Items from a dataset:
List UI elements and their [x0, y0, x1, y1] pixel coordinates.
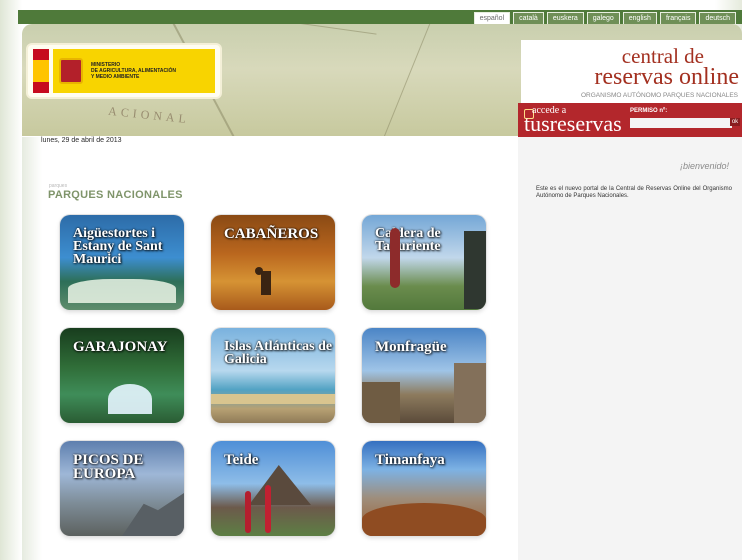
park-card-aiguestortes[interactable]: Aigüestortes i Estany de Sant Maurici [60, 215, 184, 310]
cliff-shape [362, 382, 400, 423]
lang-tab-ca[interactable]: català [513, 12, 544, 24]
central-reservas-logo[interactable]: central de reservas online ORGANISMO AUT… [521, 40, 742, 104]
park-card-title: GARAJONAY [73, 339, 168, 355]
map-line [380, 24, 435, 136]
lang-tab-gl[interactable]: galego [586, 12, 620, 24]
intro-text: Este es el nuevo portal de la Central de… [536, 186, 732, 199]
waterfall-shape [108, 384, 152, 414]
park-card-cabaneros[interactable]: CABAÑEROS [211, 215, 335, 310]
ministry-badge: MINISTERIO DE AGRICULTURA, ALIMENTACIÓN … [53, 49, 215, 93]
ministry-line: Y MEDIO AMBIENTE [91, 74, 140, 80]
volcano-shape [249, 465, 311, 505]
park-card-teide[interactable]: Teide [211, 441, 335, 536]
ministry-text: MINISTERIO DE AGRICULTURA, ALIMENTACIÓN … [91, 62, 176, 80]
map-text: ACIONAL [107, 103, 191, 127]
map-line [267, 24, 377, 35]
park-card-title: Monfragüe [375, 339, 447, 355]
current-date: lunes, 29 de abril de 2013 [41, 137, 122, 144]
permiso-input[interactable] [630, 118, 732, 128]
rock-shape [464, 231, 486, 309]
tajinaste-shape [390, 228, 400, 288]
lava-field-shape [362, 503, 486, 536]
park-card-title: Islas Atlánticas de Galicia [224, 339, 333, 367]
park-card-caldera-de-taburiente[interactable]: Caldera de Taburiente [362, 215, 486, 310]
park-card-title: CABAÑEROS [224, 226, 319, 242]
welcome-text: ¡bienvenido! [679, 161, 729, 171]
section-title: PARQUES NACIONALES [48, 189, 183, 201]
park-card-title: Timanfaya [375, 452, 445, 468]
permiso-label: PERMISO nº: [630, 108, 668, 114]
park-card-picos-de-europa[interactable]: PICOS DE EUROPA [60, 441, 184, 536]
login-panel: accede a tusreservas PERMISO nº: ok [518, 103, 742, 137]
language-tabs: español català euskera galego english fr… [473, 12, 736, 24]
park-card-title: PICOS DE EUROPA [73, 452, 144, 482]
park-card-islas-atlanticas[interactable]: Islas Atlánticas de Galicia [211, 328, 335, 423]
lang-tab-en[interactable]: english [622, 12, 657, 24]
deer-shape [261, 271, 271, 295]
lang-tab-de[interactable]: deutsch [699, 12, 736, 24]
wildflowers-shape [68, 279, 176, 303]
coat-of-arms-icon [59, 58, 83, 84]
ministry-logo[interactable]: MINISTERIO DE AGRICULTURA, ALIMENTACIÓN … [28, 45, 220, 97]
beach-shape [211, 394, 335, 404]
central-subtitle: ORGANISMO AUTÓNOMO PARQUES NACIONALES [581, 92, 738, 99]
spain-flag-icon [33, 49, 49, 93]
mountain-shape [122, 493, 184, 536]
tusreservas-label: tusreservas [524, 111, 622, 136]
cliff-shape [454, 363, 486, 423]
park-card-timanfaya[interactable]: Timanfaya [362, 441, 486, 536]
tajinaste-shape [245, 491, 251, 533]
deer-head-shape [255, 267, 263, 275]
go-button[interactable]: ok [730, 118, 740, 126]
park-card-monfrague[interactable]: Monfragüe [362, 328, 486, 423]
lang-tab-es[interactable]: español [473, 12, 511, 24]
park-card-title: Teide [224, 452, 259, 468]
lang-tab-eu[interactable]: euskera [546, 12, 584, 24]
central-title-line-2: reservas online [594, 64, 739, 90]
tajinaste-shape [265, 485, 271, 533]
park-card-garajonay[interactable]: GARAJONAY [60, 328, 184, 423]
sidebar: ¡bienvenido! Este es el nuevo portal de … [518, 137, 742, 560]
park-card-title: Aigüestortes i Estany de Sant Maurici [73, 226, 163, 267]
lang-tab-fr[interactable]: français [659, 12, 697, 24]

◆ Written exercise:
Repeat the lines of the data above exactly, from the line with "park-card-aiguestortes[interactable]: Aigüestortes i" to the line with "215, 335, 310]", both included.

◆ Written answer:
park-card-aiguestortes[interactable]: Aigüestortes i Estany de Sant Maurici [60, 215, 184, 310]
cliff-shape [362, 382, 400, 423]
lang-tab-ca[interactable]: català [513, 12, 544, 24]
central-reservas-logo[interactable]: central de reservas online ORGANISMO AUT… [521, 40, 742, 104]
park-card-title: GARAJONAY [73, 339, 168, 355]
map-line [380, 24, 435, 136]
lang-tab-gl[interactable]: galego [586, 12, 620, 24]
intro-text: Este es el nuevo portal de la Central de… [536, 186, 732, 199]
waterfall-shape [108, 384, 152, 414]
park-card-cabaneros[interactable]: CABAÑEROS [211, 215, 335, 310]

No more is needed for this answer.